Work to be completed:
Copy out all of the following records verbatim, line for line, with no changes.

▬▬▬▬▬▬▬▬▬▬

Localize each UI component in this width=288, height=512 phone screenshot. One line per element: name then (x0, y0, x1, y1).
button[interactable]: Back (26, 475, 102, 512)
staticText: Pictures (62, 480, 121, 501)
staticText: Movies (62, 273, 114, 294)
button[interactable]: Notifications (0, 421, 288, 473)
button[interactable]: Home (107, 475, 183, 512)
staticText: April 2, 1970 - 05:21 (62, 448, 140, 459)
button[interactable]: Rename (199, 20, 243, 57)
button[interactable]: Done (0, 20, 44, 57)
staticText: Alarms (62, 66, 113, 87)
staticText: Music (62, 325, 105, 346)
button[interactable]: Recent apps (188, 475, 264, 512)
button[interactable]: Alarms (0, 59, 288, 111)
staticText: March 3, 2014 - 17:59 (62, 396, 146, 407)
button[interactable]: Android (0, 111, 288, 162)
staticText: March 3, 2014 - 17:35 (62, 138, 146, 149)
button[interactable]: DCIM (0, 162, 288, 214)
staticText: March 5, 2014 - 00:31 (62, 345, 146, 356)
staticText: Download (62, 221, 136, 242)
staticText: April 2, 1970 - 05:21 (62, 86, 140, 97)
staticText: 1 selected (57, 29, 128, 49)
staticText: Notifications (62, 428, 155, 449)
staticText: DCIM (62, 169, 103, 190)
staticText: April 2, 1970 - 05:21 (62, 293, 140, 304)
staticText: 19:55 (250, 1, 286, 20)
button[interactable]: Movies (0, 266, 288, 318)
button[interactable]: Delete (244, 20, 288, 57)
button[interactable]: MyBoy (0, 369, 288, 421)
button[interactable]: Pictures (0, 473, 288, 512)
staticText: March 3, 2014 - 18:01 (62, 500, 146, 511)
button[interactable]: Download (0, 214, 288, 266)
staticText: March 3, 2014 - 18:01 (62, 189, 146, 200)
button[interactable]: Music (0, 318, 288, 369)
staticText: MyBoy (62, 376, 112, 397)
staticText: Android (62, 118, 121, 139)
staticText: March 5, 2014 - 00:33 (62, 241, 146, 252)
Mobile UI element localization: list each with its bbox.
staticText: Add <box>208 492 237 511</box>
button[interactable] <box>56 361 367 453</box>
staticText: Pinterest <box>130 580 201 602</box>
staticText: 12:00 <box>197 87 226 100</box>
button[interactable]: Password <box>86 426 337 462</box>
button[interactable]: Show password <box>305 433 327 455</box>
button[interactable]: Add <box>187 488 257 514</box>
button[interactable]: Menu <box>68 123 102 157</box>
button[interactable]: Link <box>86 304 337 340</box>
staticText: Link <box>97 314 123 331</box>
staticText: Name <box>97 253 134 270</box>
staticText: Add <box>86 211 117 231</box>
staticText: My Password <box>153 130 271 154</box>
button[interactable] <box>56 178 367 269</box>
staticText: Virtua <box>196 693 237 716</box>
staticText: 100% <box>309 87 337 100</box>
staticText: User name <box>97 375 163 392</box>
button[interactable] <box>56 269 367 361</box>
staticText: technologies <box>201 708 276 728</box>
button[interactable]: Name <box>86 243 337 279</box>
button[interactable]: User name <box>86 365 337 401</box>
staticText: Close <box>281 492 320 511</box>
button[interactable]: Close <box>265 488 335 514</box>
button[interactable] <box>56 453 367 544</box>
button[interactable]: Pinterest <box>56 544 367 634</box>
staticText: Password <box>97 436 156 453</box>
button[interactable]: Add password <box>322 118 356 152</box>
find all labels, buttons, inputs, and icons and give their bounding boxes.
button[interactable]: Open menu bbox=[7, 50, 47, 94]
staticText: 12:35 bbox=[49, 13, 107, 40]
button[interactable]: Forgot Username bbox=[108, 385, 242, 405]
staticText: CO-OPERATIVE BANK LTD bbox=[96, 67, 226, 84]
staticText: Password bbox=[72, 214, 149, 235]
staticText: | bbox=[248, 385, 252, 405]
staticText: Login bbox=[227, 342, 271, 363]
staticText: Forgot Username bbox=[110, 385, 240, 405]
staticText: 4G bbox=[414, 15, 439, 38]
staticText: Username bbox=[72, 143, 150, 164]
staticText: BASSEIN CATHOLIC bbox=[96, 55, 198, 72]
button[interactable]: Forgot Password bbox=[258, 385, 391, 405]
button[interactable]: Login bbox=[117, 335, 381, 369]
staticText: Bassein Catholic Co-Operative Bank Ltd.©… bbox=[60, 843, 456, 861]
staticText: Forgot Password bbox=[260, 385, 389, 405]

▬▬▬▬▬▬▬▬▬▬

Solution:
Localize each UI component in this width=288, height=512 phone screenshot. One line per element: name then (x0, y0, x1, y1).
button[interactable]: Back (26, 475, 102, 512)
staticText: Pictures (62, 480, 121, 501)
staticText: Movies (62, 273, 114, 294)
button[interactable]: Notifications (0, 421, 288, 473)
button[interactable]: Home (107, 475, 183, 512)
staticText: April 2, 1970 - 05:21 (62, 448, 140, 459)
button[interactable]: Rename (199, 20, 243, 57)
button[interactable]: Done (0, 20, 44, 57)
staticText: Alarms (62, 66, 113, 87)
staticText: Music (62, 325, 105, 346)
button[interactable]: Recent apps (188, 475, 264, 512)
button[interactable]: Alarms (0, 59, 288, 111)
staticText: March 3, 2014 - 17:59 (62, 396, 146, 407)
button[interactable]: Android (0, 111, 288, 162)
staticText: March 3, 2014 - 17:35 (62, 138, 146, 149)
button[interactable]: DCIM (0, 162, 288, 214)
staticText: March 5, 2014 - 00:31 (62, 345, 146, 356)
staticText: Download (62, 221, 136, 242)
staticText: April 2, 1970 - 05:21 (62, 86, 140, 97)
staticText: 1 selected (57, 29, 128, 49)
staticText: Notifications (62, 428, 155, 449)
staticText: DCIM (62, 169, 103, 190)
staticText: April 2, 1970 - 05:21 (62, 293, 140, 304)
staticText: 19:55 (250, 1, 286, 20)
button[interactable]: Movies (0, 266, 288, 318)
button[interactable]: Delete (244, 20, 288, 57)
button[interactable]: MyBoy (0, 369, 288, 421)
button[interactable]: Pictures (0, 473, 288, 512)
staticText: March 3, 2014 - 18:01 (62, 500, 146, 511)
button[interactable]: Download (0, 214, 288, 266)
staticText: March 3, 2014 - 18:01 (62, 189, 146, 200)
button[interactable]: Music (0, 318, 288, 369)
staticText: MyBoy (62, 376, 112, 397)
staticText: Android (62, 118, 121, 139)
staticText: March 5, 2014 - 00:33 (62, 241, 146, 252)
Mobile UI element localization: list each with its bbox.
staticText: Add <box>208 492 237 511</box>
button[interactable] <box>56 361 367 453</box>
staticText: Pinterest <box>130 580 201 602</box>
staticText: 12:00 <box>197 87 226 100</box>
button[interactable]: Password <box>86 426 337 462</box>
button[interactable]: Show password <box>305 433 327 455</box>
button[interactable]: Add <box>187 488 257 514</box>
button[interactable]: Menu <box>68 123 102 157</box>
button[interactable]: Link <box>86 304 337 340</box>
staticText: Link <box>97 314 123 331</box>
staticText: Name <box>97 253 134 270</box>
staticText: Add <box>86 211 117 231</box>
staticText: My Password <box>153 130 271 154</box>
button[interactable] <box>56 178 367 269</box>
staticText: Virtua <box>196 693 237 716</box>
staticText: 100% <box>309 87 337 100</box>
staticText: User name <box>97 375 163 392</box>
button[interactable] <box>56 269 367 361</box>
staticText: technologies <box>201 708 276 728</box>
button[interactable]: Name <box>86 243 337 279</box>
button[interactable]: User name <box>86 365 337 401</box>
staticText: Close <box>281 492 320 511</box>
button[interactable]: Close <box>265 488 335 514</box>
button[interactable] <box>56 453 367 544</box>
button[interactable]: Pinterest <box>56 544 367 634</box>
staticText: Password <box>97 436 156 453</box>
button[interactable]: Add password <box>322 118 356 152</box>
find all labels, buttons, inputs, and icons and give their bounding boxes.
button[interactable]: Open menu bbox=[7, 50, 47, 94]
staticText: 12:35 bbox=[49, 13, 107, 40]
button[interactable]: Forgot Username bbox=[108, 385, 242, 405]
staticText: CO-OPERATIVE BANK LTD bbox=[96, 67, 226, 84]
staticText: Password bbox=[72, 214, 149, 235]
staticText: | bbox=[248, 385, 252, 405]
staticText: Login bbox=[227, 342, 271, 363]
staticText: Forgot Username bbox=[110, 385, 240, 405]
staticText: 4G bbox=[414, 15, 439, 38]
staticText: Username bbox=[72, 143, 150, 164]
staticText: BASSEIN CATHOLIC bbox=[96, 55, 198, 72]
button[interactable]: Forgot Password bbox=[258, 385, 391, 405]
button[interactable]: Login bbox=[117, 335, 381, 369]
staticText: Bassein Catholic Co-Operative Bank Ltd.©… bbox=[60, 843, 456, 861]
staticText: Forgot Password bbox=[260, 385, 389, 405]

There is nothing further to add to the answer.